Retype the records below exactly as they appear, but leave out any pictures.
START INFORMATION GIVEN
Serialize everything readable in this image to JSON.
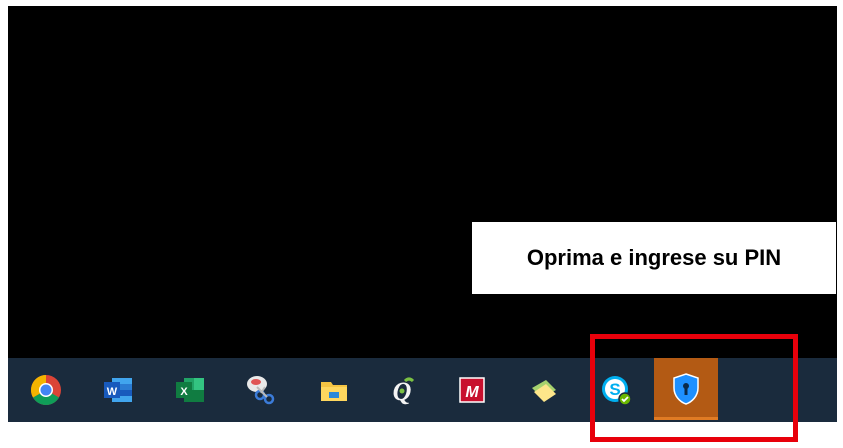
{
  "callout": {
    "text": "Oprima e ingrese su PIN"
  },
  "taskbar": {
    "icons": [
      {
        "name": "chrome-icon"
      },
      {
        "name": "word-icon",
        "letter": "W"
      },
      {
        "name": "excel-icon",
        "letter": "X"
      },
      {
        "name": "snipping-tool-icon"
      },
      {
        "name": "file-explorer-icon"
      },
      {
        "name": "qlik-icon",
        "letter": "Q"
      },
      {
        "name": "mcafee-icon",
        "letter": "M"
      },
      {
        "name": "sticky-notes-icon"
      },
      {
        "name": "skype-icon",
        "letter": "S"
      },
      {
        "name": "shield-pin-icon"
      }
    ]
  },
  "colors": {
    "taskbar": "#1a2b3d",
    "highlight_border": "#e8000b",
    "active_tile": "#b35a14"
  }
}
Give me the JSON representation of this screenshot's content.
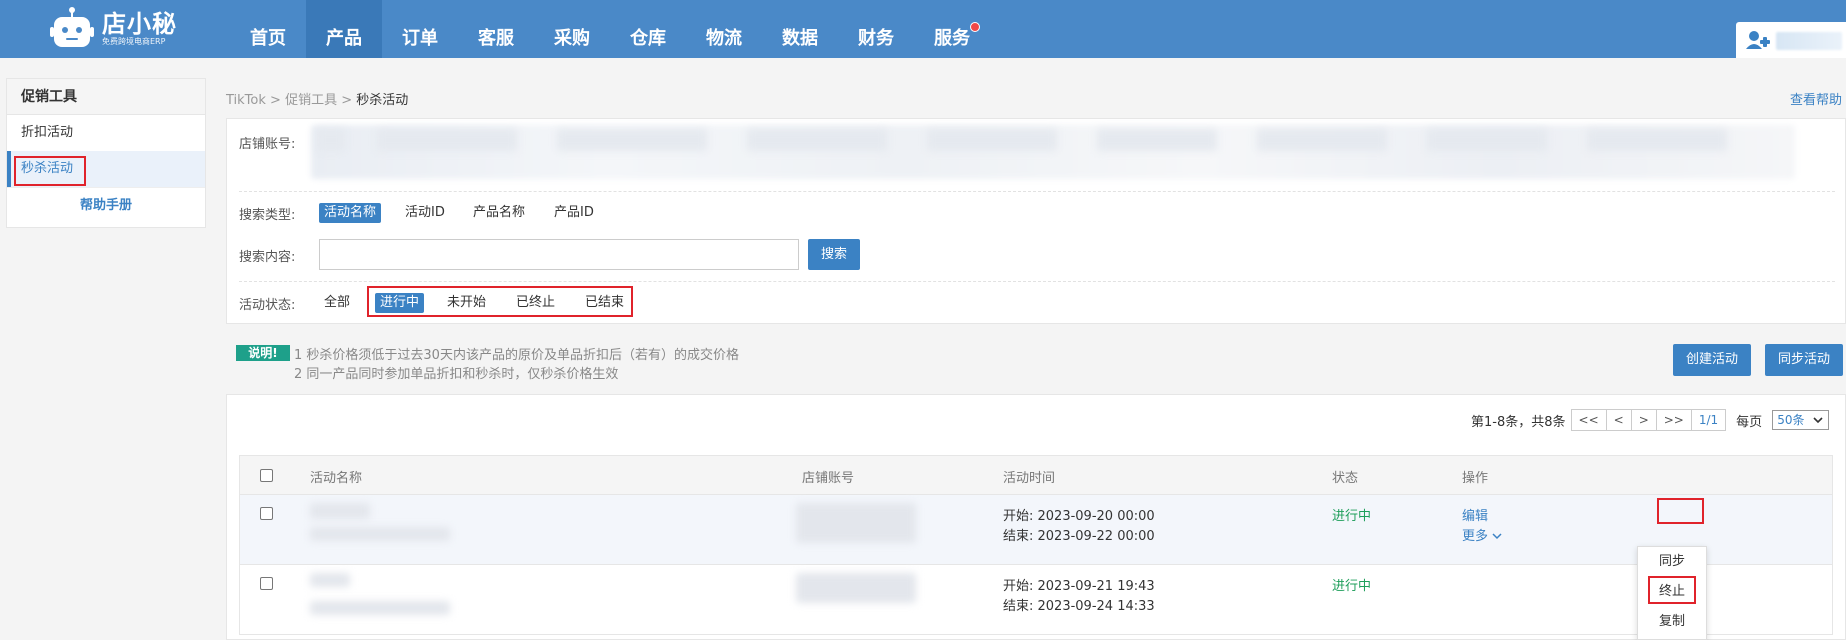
{
  "logo": {
    "title": "店小秘",
    "subtitle": "免费跨境电商ERP"
  },
  "nav": [
    {
      "label": "首页"
    },
    {
      "label": "产品",
      "active": true
    },
    {
      "label": "订单"
    },
    {
      "label": "客服"
    },
    {
      "label": "采购"
    },
    {
      "label": "仓库"
    },
    {
      "label": "物流"
    },
    {
      "label": "数据"
    },
    {
      "label": "财务"
    },
    {
      "label": "服务",
      "badge": true
    }
  ],
  "sidebar": {
    "title": "促销工具",
    "items": [
      {
        "label": "折扣活动"
      },
      {
        "label": "秒杀活动",
        "active": true
      }
    ],
    "help": "帮助手册"
  },
  "breadcrumb": {
    "root": "TikTok",
    "sep": ">",
    "parent": "促销工具",
    "current": "秒杀活动"
  },
  "help_link": "查看帮助",
  "filters": {
    "shop_label": "店铺账号:",
    "search_type_label": "搜索类型:",
    "search_types": [
      "活动名称",
      "活动ID",
      "产品名称",
      "产品ID"
    ],
    "search_content_label": "搜索内容:",
    "search_value": "",
    "search_button": "搜索",
    "status_label": "活动状态:",
    "statuses": [
      "全部",
      "进行中",
      "未开始",
      "已终止",
      "已结束"
    ]
  },
  "notice": {
    "tag": "说明!",
    "line1": "1 秒杀价格须低于过去30天内该产品的原价及单品折扣后（若有）的成交价格",
    "line2": "2 同一产品同时参加单品折扣和秒杀时，仅秒杀价格生效"
  },
  "actions": {
    "create": "创建活动",
    "sync": "同步活动"
  },
  "pager": {
    "summary": "第1-8条，共8条",
    "first": "<<",
    "prev": "<",
    "next": ">",
    "last": ">>",
    "page": "1/1",
    "per_page_label": "每页",
    "per_page": "50条"
  },
  "table": {
    "headers": {
      "name": "活动名称",
      "shop": "店铺账号",
      "time": "活动时间",
      "status": "状态",
      "ops": "操作"
    },
    "rows": [
      {
        "start": "开始: 2023-09-20 00:00",
        "end": "结束: 2023-09-22 00:00",
        "status": "进行中",
        "edit": "编辑",
        "more": "更多"
      },
      {
        "start": "开始: 2023-09-21 19:43",
        "end": "结束: 2023-09-24 14:33",
        "status": "进行中"
      }
    ]
  },
  "dropdown": [
    "同步",
    "终止",
    "复制"
  ]
}
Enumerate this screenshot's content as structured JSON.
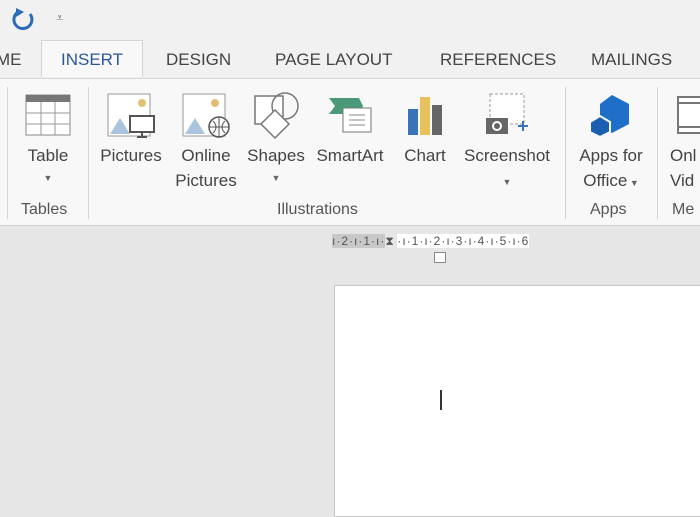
{
  "quick_access": {
    "undo_icon": "redo-icon",
    "customize_icon": "customize-quick-access-icon"
  },
  "tabs": [
    {
      "label": "ME"
    },
    {
      "label": "INSERT",
      "active": true
    },
    {
      "label": "DESIGN"
    },
    {
      "label": "PAGE LAYOUT"
    },
    {
      "label": "REFERENCES"
    },
    {
      "label": "MAILINGS"
    }
  ],
  "ribbon": {
    "groups": [
      {
        "label": "Tables"
      },
      {
        "label": "Illustrations"
      },
      {
        "label": "Apps"
      },
      {
        "label": "Me"
      }
    ],
    "buttons": {
      "table": "Table",
      "pictures": "Pictures",
      "online_pictures_1": "Online",
      "online_pictures_2": "Pictures",
      "shapes": "Shapes",
      "smartart": "SmartArt",
      "chart": "Chart",
      "screenshot": "Screenshot",
      "apps_1": "Apps for",
      "apps_2": "Office",
      "video_1": "Onl",
      "video_2": "Vid"
    }
  },
  "ruler": {
    "left": "ı·2·ı·1·ı·",
    "right": "·ı·1·ı·2·ı·3·ı·4·ı·5·ı·6"
  },
  "colors": {
    "accent": "#2b579a",
    "apps_blue": "#1e6fc8"
  }
}
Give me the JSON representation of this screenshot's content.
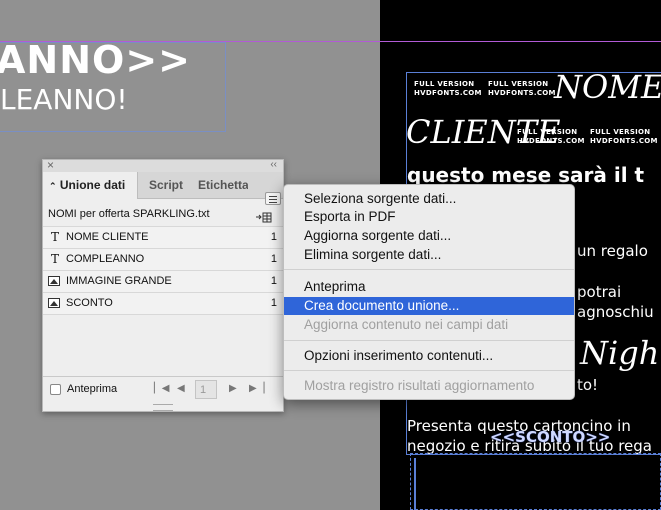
{
  "document": {
    "left_heading": "ANNO>>",
    "left_subheading": "LEANNO!",
    "font_badges": [
      [
        "FULL VERSION",
        "HVDFONTS.COM"
      ],
      [
        "FULL VERSION",
        "HVDFONTS.COM"
      ],
      [
        "FULL VERSION",
        "HVDFONTS.COM"
      ],
      [
        "FULL VERSION",
        "HVDFONTS.COM"
      ]
    ],
    "script_nome": "NOME",
    "script_cliente": "CLIENTE",
    "bold_line": "questo mese sarà il t",
    "line_regalo": "un regalo",
    "line_potrai": "potrai",
    "line_bagnoschiuma": "agnoschiu",
    "script_night": "Night",
    "line_to": "to!",
    "line_presenta": "Presenta questo cartoncino in",
    "line_negozio": "negozio e ritira subito il tuo rega",
    "sconto_tag": "<<SCONTO>>"
  },
  "panel": {
    "close_glyph": "×",
    "collapse_glyph": "‹‹",
    "tabs": [
      {
        "label": "Unione dati",
        "prefix": "⌃"
      },
      {
        "label": "Script"
      },
      {
        "label": "Etichetta"
      }
    ],
    "file_name": "NOMI per offerta SPARKLING.txt",
    "fields": [
      {
        "icon": "T",
        "label": "NOME CLIENTE",
        "value": "1"
      },
      {
        "icon": "T",
        "label": "COMPLEANNO",
        "value": "1"
      },
      {
        "icon": "image",
        "label": "IMMAGINE GRANDE",
        "value": "1"
      },
      {
        "icon": "image",
        "label": "SCONTO",
        "value": "1"
      }
    ],
    "preview_label": "Anteprima",
    "page_number": "1"
  },
  "menu": {
    "items": [
      {
        "label": "Seleziona sorgente dati...",
        "state": "normal"
      },
      {
        "label": "Esporta in PDF",
        "state": "normal"
      },
      {
        "label": "Aggiorna sorgente dati...",
        "state": "normal"
      },
      {
        "label": "Elimina sorgente dati...",
        "state": "normal"
      },
      {
        "label": "Anteprima",
        "state": "normal"
      },
      {
        "label": "Crea documento unione...",
        "state": "selected"
      },
      {
        "label": "Aggiorna contenuto nei campi dati",
        "state": "disabled"
      },
      {
        "label": "Opzioni inserimento contenuti...",
        "state": "normal"
      },
      {
        "label": "Mostra registro risultati aggiornamento",
        "state": "disabled"
      }
    ]
  },
  "colors": {
    "selection": "#2f65d9",
    "frame_blue": "#5a7fd6",
    "guide_purple": "#b25bd6"
  }
}
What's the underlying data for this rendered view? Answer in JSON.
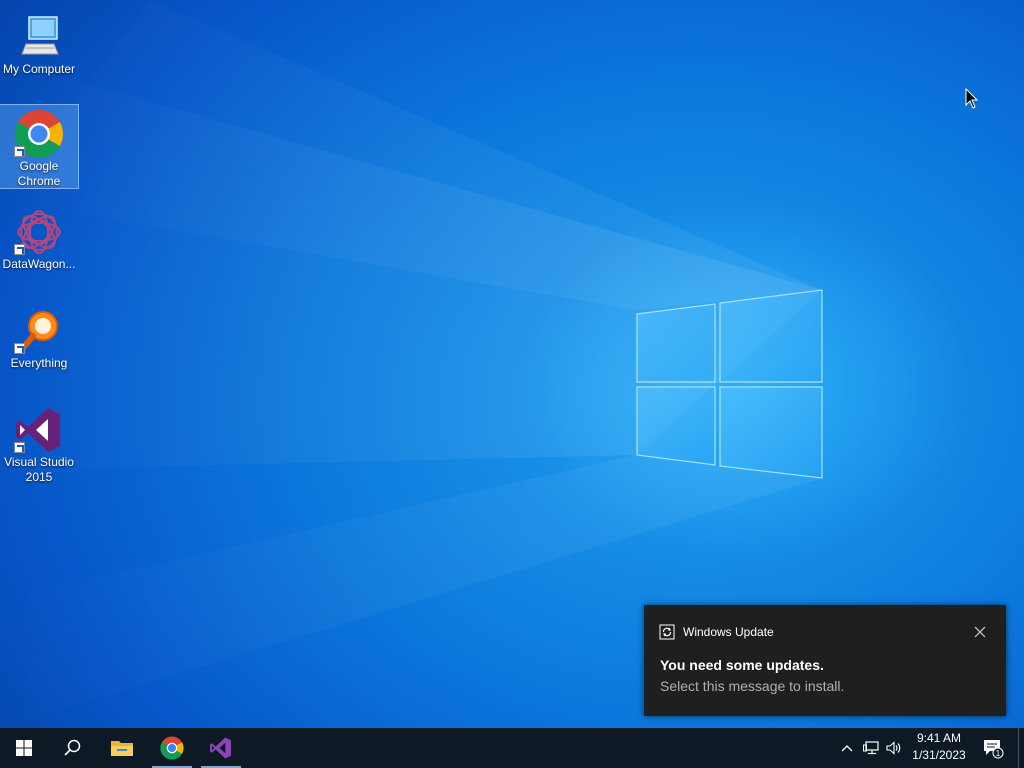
{
  "desktop": {
    "icons": [
      {
        "label": "My Computer"
      },
      {
        "label": "Google Chrome"
      },
      {
        "label": "DataWagon..."
      },
      {
        "label": "Everything"
      },
      {
        "label": "Visual Studio 2015"
      }
    ]
  },
  "notification": {
    "app_name": "Windows Update",
    "title": "You need some updates.",
    "body": "Select this message to install."
  },
  "taskbar": {
    "pinned": [
      "start-icon",
      "search-icon",
      "file-explorer-icon",
      "chrome-icon",
      "visual-studio-icon"
    ],
    "clock_time": "9:41 AM",
    "clock_date": "1/31/2023",
    "notification_count": "1"
  }
}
END INFORMATION GIVEN
▶ COMPLETED TASK
Serialize everything readable in this image to JSON.
{
  "callout": {
    "text": "Oprima e ingrese su PIN"
  },
  "taskbar": {
    "icons": [
      {
        "name": "chrome-icon"
      },
      {
        "name": "word-icon",
        "letter": "W"
      },
      {
        "name": "excel-icon",
        "letter": "X"
      },
      {
        "name": "snipping-tool-icon"
      },
      {
        "name": "file-explorer-icon"
      },
      {
        "name": "qlik-icon",
        "letter": "Q"
      },
      {
        "name": "mcafee-icon",
        "letter": "M"
      },
      {
        "name": "sticky-notes-icon"
      },
      {
        "name": "skype-icon",
        "letter": "S"
      },
      {
        "name": "shield-pin-icon"
      }
    ]
  },
  "colors": {
    "taskbar": "#1a2b3d",
    "highlight_border": "#e8000b",
    "active_tile": "#b35a14"
  }
}
Give me the JSON representation of this screenshot's content.
{
  "logo": {
    "title": "店小秘",
    "subtitle": "免费跨境电商ERP"
  },
  "nav": [
    {
      "label": "首页"
    },
    {
      "label": "产品",
      "active": true
    },
    {
      "label": "订单"
    },
    {
      "label": "客服"
    },
    {
      "label": "采购"
    },
    {
      "label": "仓库"
    },
    {
      "label": "物流"
    },
    {
      "label": "数据"
    },
    {
      "label": "财务"
    },
    {
      "label": "服务",
      "badge": true
    }
  ],
  "sidebar": {
    "title": "促销工具",
    "items": [
      {
        "label": "折扣活动"
      },
      {
        "label": "秒杀活动",
        "active": true
      }
    ],
    "help": "帮助手册"
  },
  "breadcrumb": {
    "root": "TikTok",
    "sep": ">",
    "parent": "促销工具",
    "current": "秒杀活动"
  },
  "help_link": "查看帮助",
  "filters": {
    "shop_label": "店铺账号:",
    "search_type_label": "搜索类型:",
    "search_types": [
      "活动名称",
      "活动ID",
      "产品名称",
      "产品ID"
    ],
    "search_content_label": "搜索内容:",
    "search_value": "",
    "search_button": "搜索",
    "status_label": "活动状态:",
    "statuses": [
      "全部",
      "进行中",
      "未开始",
      "已终止",
      "已结束"
    ]
  },
  "notice": {
    "tag": "说明!",
    "line1": "1 秒杀价格须低于过去30天内该产品的原价及单品折扣后（若有）的成交价格",
    "line2": "2 同一产品同时参加单品折扣和秒杀时，仅秒杀价格生效"
  },
  "actions": {
    "create": "创建活动",
    "sync": "同步活动"
  },
  "pager": {
    "summary": "第1-8条，共8条",
    "first": "<<",
    "prev": "<",
    "next": ">",
    "last": ">>",
    "page": "1/1",
    "per_page_label": "每页",
    "per_page": "50条"
  },
  "table": {
    "headers": {
      "name": "活动名称",
      "shop": "店铺账号",
      "time": "活动时间",
      "status": "状态",
      "ops": "操作"
    },
    "rows": [
      {
        "start": "开始: 2023-09-20 00:00",
        "end": "结束: 2023-09-22 00:00",
        "status": "进行中",
        "edit": "编辑",
        "more": "更多"
      },
      {
        "start": "开始: 2023-09-21 19:43",
        "end": "结束: 2023-09-24 14:33",
        "status": "进行中"
      }
    ]
  },
  "dropdown": [
    "同步",
    "终止",
    "复制"
  ]
}
Enumerate this screenshot's content as structured JSON.
{
  "quick_access": {
    "undo_icon": "redo-icon",
    "customize_icon": "customize-quick-access-icon"
  },
  "tabs": [
    {
      "label": "ME"
    },
    {
      "label": "INSERT",
      "active": true
    },
    {
      "label": "DESIGN"
    },
    {
      "label": "PAGE LAYOUT"
    },
    {
      "label": "REFERENCES"
    },
    {
      "label": "MAILINGS"
    }
  ],
  "ribbon": {
    "groups": [
      {
        "label": "Tables"
      },
      {
        "label": "Illustrations"
      },
      {
        "label": "Apps"
      },
      {
        "label": "Me"
      }
    ],
    "buttons": {
      "table": "Table",
      "pictures": "Pictures",
      "online_pictures_1": "Online",
      "online_pictures_2": "Pictures",
      "shapes": "Shapes",
      "smartart": "SmartArt",
      "chart": "Chart",
      "screenshot": "Screenshot",
      "apps_1": "Apps for",
      "apps_2": "Office",
      "video_1": "Onl",
      "video_2": "Vid"
    }
  },
  "ruler": {
    "left": "ı·2·ı·1·ı·",
    "right": "·ı·1·ı·2·ı·3·ı·4·ı·5·ı·6"
  },
  "colors": {
    "accent": "#2b579a",
    "apps_blue": "#1e6fc8"
  }
}
Give me the JSON representation of this screenshot's content.
{
  "document": {
    "left_heading": "ANNO>>",
    "left_subheading": "LEANNO!",
    "font_badges": [
      [
        "FULL VERSION",
        "HVDFONTS.COM"
      ],
      [
        "FULL VERSION",
        "HVDFONTS.COM"
      ],
      [
        "FULL VERSION",
        "HVDFONTS.COM"
      ],
      [
        "FULL VERSION",
        "HVDFONTS.COM"
      ]
    ],
    "script_nome": "NOME",
    "script_cliente": "CLIENTE",
    "bold_line": "questo mese sarà il t",
    "line_regalo": "un regalo",
    "line_potrai": "potrai",
    "line_bagnoschiuma": "agnoschiu",
    "script_night": "Night",
    "line_to": "to!",
    "line_presenta": "Presenta questo cartoncino in",
    "line_negozio": "negozio e ritira subito il tuo rega",
    "sconto_tag": "<<SCONTO>>"
  },
  "panel": {
    "close_glyph": "×",
    "collapse_glyph": "‹‹",
    "tabs": [
      {
        "label": "Unione dati",
        "prefix": "⌃"
      },
      {
        "label": "Script"
      },
      {
        "label": "Etichetta"
      }
    ],
    "file_name": "NOMI per offerta SPARKLING.txt",
    "fields": [
      {
        "icon": "T",
        "label": "NOME CLIENTE",
        "value": "1"
      },
      {
        "icon": "T",
        "label": "COMPLEANNO",
        "value": "1"
      },
      {
        "icon": "image",
        "label": "IMMAGINE GRANDE",
        "value": "1"
      },
      {
        "icon": "image",
        "label": "SCONTO",
        "value": "1"
      }
    ],
    "preview_label": "Anteprima",
    "page_number": "1"
  },
  "menu": {
    "items": [
      {
        "label": "Seleziona sorgente dati...",
        "state": "normal"
      },
      {
        "label": "Esporta in PDF",
        "state": "normal"
      },
      {
        "label": "Aggiorna sorgente dati...",
        "state": "normal"
      },
      {
        "label": "Elimina sorgente dati...",
        "state": "normal"
      },
      {
        "label": "Anteprima",
        "state": "normal"
      },
      {
        "label": "Crea documento unione...",
        "state": "selected"
      },
      {
        "label": "Aggiorna contenuto nei campi dati",
        "state": "disabled"
      },
      {
        "label": "Opzioni inserimento contenuti...",
        "state": "normal"
      },
      {
        "label": "Mostra registro risultati aggiornamento",
        "state": "disabled"
      }
    ]
  },
  "colors": {
    "selection": "#2f65d9",
    "frame_blue": "#5a7fd6",
    "guide_purple": "#b25bd6"
  }
}
What's the underlying data for this rendered view? Answer in JSON.
{
  "desktop": {
    "icons": [
      {
        "label": "My Computer"
      },
      {
        "label": "Google Chrome"
      },
      {
        "label": "DataWagon..."
      },
      {
        "label": "Everything"
      },
      {
        "label": "Visual Studio 2015"
      }
    ]
  },
  "notification": {
    "app_name": "Windows Update",
    "title": "You need some updates.",
    "body": "Select this message to install."
  },
  "taskbar": {
    "pinned": [
      "start-icon",
      "search-icon",
      "file-explorer-icon",
      "chrome-icon",
      "visual-studio-icon"
    ],
    "clock_time": "9:41 AM",
    "clock_date": "1/31/2023",
    "notification_count": "1"
  }
}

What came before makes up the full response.